Data excerpts:
____

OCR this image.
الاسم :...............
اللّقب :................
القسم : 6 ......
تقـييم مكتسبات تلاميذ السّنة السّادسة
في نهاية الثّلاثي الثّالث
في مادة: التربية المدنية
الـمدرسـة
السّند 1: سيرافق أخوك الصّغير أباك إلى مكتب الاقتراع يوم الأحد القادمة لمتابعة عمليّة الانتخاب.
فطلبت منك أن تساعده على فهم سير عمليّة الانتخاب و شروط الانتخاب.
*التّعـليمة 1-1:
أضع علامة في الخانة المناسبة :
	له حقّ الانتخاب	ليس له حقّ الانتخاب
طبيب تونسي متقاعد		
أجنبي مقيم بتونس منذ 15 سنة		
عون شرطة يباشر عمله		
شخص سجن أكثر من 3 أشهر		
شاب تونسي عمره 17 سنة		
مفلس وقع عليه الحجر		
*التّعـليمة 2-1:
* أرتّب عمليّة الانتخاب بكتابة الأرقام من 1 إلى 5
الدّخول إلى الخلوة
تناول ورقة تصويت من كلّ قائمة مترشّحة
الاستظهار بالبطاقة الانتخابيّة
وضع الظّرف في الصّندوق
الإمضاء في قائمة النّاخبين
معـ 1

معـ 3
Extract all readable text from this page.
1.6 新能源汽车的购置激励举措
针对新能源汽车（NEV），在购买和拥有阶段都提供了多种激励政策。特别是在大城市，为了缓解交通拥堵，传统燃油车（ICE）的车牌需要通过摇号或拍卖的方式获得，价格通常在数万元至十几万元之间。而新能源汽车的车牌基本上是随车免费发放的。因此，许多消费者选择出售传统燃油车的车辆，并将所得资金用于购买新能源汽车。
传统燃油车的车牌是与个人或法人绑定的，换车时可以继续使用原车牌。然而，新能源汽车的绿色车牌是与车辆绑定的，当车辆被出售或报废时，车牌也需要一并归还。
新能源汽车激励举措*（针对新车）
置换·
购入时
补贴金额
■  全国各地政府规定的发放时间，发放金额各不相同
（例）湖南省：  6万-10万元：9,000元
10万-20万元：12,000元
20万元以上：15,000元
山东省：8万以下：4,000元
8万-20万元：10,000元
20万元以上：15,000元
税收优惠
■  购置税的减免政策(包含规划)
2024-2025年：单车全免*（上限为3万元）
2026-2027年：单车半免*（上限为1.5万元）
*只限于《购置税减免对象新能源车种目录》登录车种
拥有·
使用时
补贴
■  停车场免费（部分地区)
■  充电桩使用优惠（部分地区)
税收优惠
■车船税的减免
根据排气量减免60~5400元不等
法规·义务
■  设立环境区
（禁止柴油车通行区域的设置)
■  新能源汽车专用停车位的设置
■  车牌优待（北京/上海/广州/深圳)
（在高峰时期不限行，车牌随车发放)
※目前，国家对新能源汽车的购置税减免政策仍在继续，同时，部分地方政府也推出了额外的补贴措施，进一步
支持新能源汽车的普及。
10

____

INSTRUCTIONS FOR THE TASK
Copy exactly, word for word, the line with "Extract all readable text from this page." through the final line of the listing.

THE ANSWER
Extract all readable text from this page.
1.6 新能源汽车的购置激励举措
针对新能源汽车（NEV），在购买和拥有阶段都提供了多种激励政策。特别是在大城市，为了缓解交通拥堵，传统燃油车（ICE）的车牌需要通过摇号或拍卖的方式获得，价格通常在数万元至十几万元之间。而新能源汽车的车牌基本上是随车免费发放的。因此，许多消费者选择出售传统燃油车的车辆，并将所得资金用于购买新能源汽车。
传统燃油车的车牌是与个人或法人绑定的，换车时可以继续使用原车牌。然而，新能源汽车的绿色车牌是与车辆绑定的，当车辆被出售或报废时，车牌也需要一并归还。
新能源汽车激励举措*（针对新车）
置换·
购入时
补贴金额
■  全国各地政府规定的发放时间，发放金额各不相同
（例）湖南省：  6万-10万元：9,000元
10万-20万元：12,000元
20万元以上：15,000元
山东省：8万以下：4,000元
8万-20万元：10,000元
20万元以上：15,000元
税收优惠
■  购置税的减免政策(包含规划)
2024-2025年：单车全免*（上限为3万元）
2026-2027年：单车半免*（上限为1.5万元）
*只限于《购置税减免对象新能源车种目录》登录车种
拥有·
使用时
补贴
■  停车场免费（部分地区)
■  充电桩使用优惠（部分地区)
税收优惠
■车船税的减免
根据排气量减免60~5400元不等
法规·义务
■  设立环境区
（禁止柴油车通行区域的设置)
■  新能源汽车专用停车位的设置
■  车牌优待（北京/上海/广州/深圳)
（在高峰时期不限行，车牌随车发放)
※目前，国家对新能源汽车的购置税减免政策仍在继续，同时，部分地方政府也推出了额外的补贴措施，进一步
支持新能源汽车的普及。
10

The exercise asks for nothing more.